## START DATA SUPPLIED

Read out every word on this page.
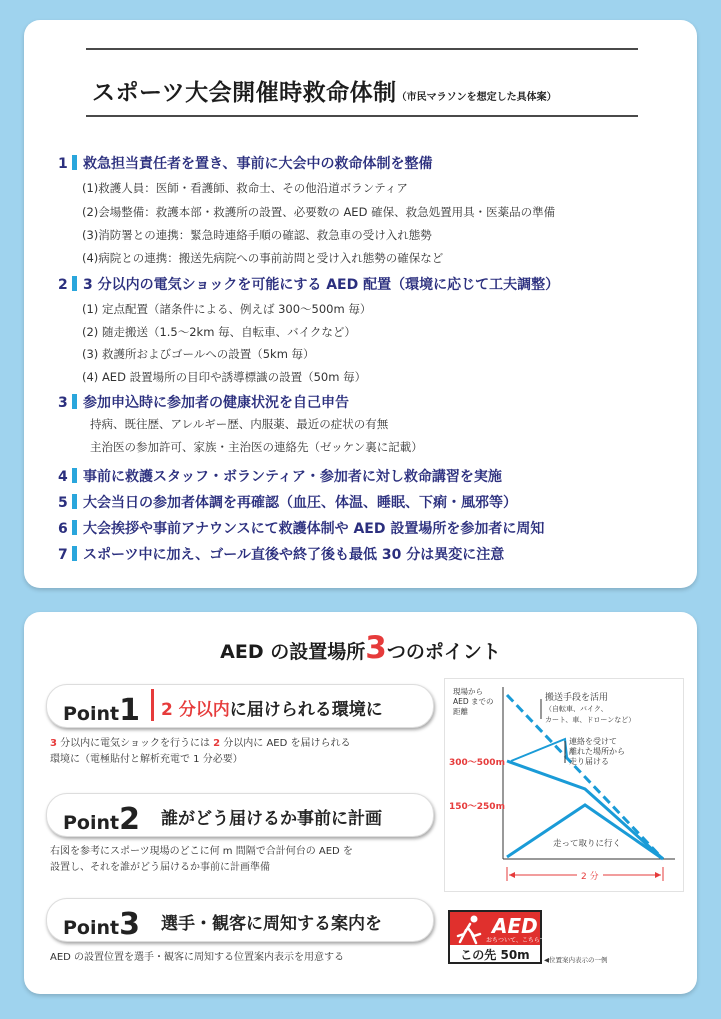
スポーツ大会開催時救命体制（市民マラソンを想定した具体案）
1 救急担当責任者を置き、事前に大会中の救命体制を整備
(1)救護人員：医師・看護師、救命士、その他沿道ボランティア
(2)会場整備：救護本部・救護所の設置、必要数の AED 確保、救急処置用具・医薬品の準備
(3)消防署との連携：緊急時連絡手順の確認、救急車の受け入れ態勢
(4)病院との連携：搬送先病院への事前訪問と受け入れ態勢の確保など
2 3 分以内の電気ショックを可能にする AED 配置（環境に応じて工夫調整）
(1) 定点配置（諸条件による、例えば 300～500m 毎）
(2) 随走搬送（1.5～2km 毎、自転車、バイクなど）
(3) 救護所およびゴールへの設置（5km 毎）
(4) AED 設置場所の目印や誘導標識の設置（50m 毎）
3 参加申込時に参加者の健康状況を自己申告
持病、既往歴、アレルギー歴、内服薬、最近の症状の有無
主治医の参加許可、家族・主治医の連絡先（ゼッケン裏に記載）
4 事前に救護スタッフ・ボランティア・参加者に対し救命講習を実施
5 大会当日の参加者体調を再確認（血圧、体温、睡眠、下痢・風邪等）
6 大会挨拶や事前アナウンスにて救護体制や AED 設置場所を参加者に周知
7 スポーツ中に加え、ゴール直後や終了後も最低 30 分は異変に注意
AED の設置場所3つのポイント
Point1 2 分以内に届けられる環境に
3 分以内に電気ショックを行うには 2 分以内に AED を届けられる
環境に（電極貼付と解析充電で 1 分必要）
Point2 誰がどう届けるか事前に計画
右図を参考にスポーツ現場のどこに何 m 間隔で合計何台の AED を
設置し、それを誰がどう届けるか事前に計画準備
Point3 選手・観客に周知する案内を
AED の設置位置を選手・観客に周知する位置案内表示を用意する
現場から
AED までの
距離
搬送手段を活用
（自転車、バイク、
カート、車、ドローンなど）
連絡を受けて
離れた場所から
走り届ける
300～500m
150～250m
走って取りに行く
2 分
AED
おちついて、こちらです
この先 50m	◀位置案内表示の一例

## END DATA SUPPLIED

All of the lines above should be printed exactly, minus the pictures.

Read out every word on this page.
スポーツ大会開催時救命体制（市民マラソンを想定した具体案）
1 救急担当責任者を置き、事前に大会中の救命体制を整備
(1)救護人員：医師・看護師、救命士、その他沿道ボランティア
(2)会場整備：救護本部・救護所の設置、必要数の AED 確保、救急処置用具・医薬品の準備
(3)消防署との連携：緊急時連絡手順の確認、救急車の受け入れ態勢
(4)病院との連携：搬送先病院への事前訪問と受け入れ態勢の確保など
2 3 分以内の電気ショックを可能にする AED 配置（環境に応じて工夫調整）
(1) 定点配置（諸条件による、例えば 300～500m 毎）
(2) 随走搬送（1.5～2km 毎、自転車、バイクなど）
(3) 救護所およびゴールへの設置（5km 毎）
(4) AED 設置場所の目印や誘導標識の設置（50m 毎）
3 参加申込時に参加者の健康状況を自己申告
持病、既往歴、アレルギー歴、内服薬、最近の症状の有無
主治医の参加許可、家族・主治医の連絡先（ゼッケン裏に記載）
4 事前に救護スタッフ・ボランティア・参加者に対し救命講習を実施
5 大会当日の参加者体調を再確認（血圧、体温、睡眠、下痢・風邪等）
6 大会挨拶や事前アナウンスにて救護体制や AED 設置場所を参加者に周知
7 スポーツ中に加え、ゴール直後や終了後も最低 30 分は異変に注意
AED の設置場所3つのポイント
Point1 2 分以内に届けられる環境に
3 分以内に電気ショックを行うには 2 分以内に AED を届けられる
環境に（電極貼付と解析充電で 1 分必要）
Point2 誰がどう届けるか事前に計画
右図を参考にスポーツ現場のどこに何 m 間隔で合計何台の AED を
設置し、それを誰がどう届けるか事前に計画準備
Point3 選手・観客に周知する案内を
AED の設置位置を選手・観客に周知する位置案内表示を用意する
現場から
AED までの
距離
搬送手段を活用
（自転車、バイク、
カート、車、ドローンなど）
連絡を受けて
離れた場所から
走り届ける
300～500m
150～250m
走って取りに行く
2 分
AED
おちついて、こちらです
この先 50m	◀位置案内表示の一例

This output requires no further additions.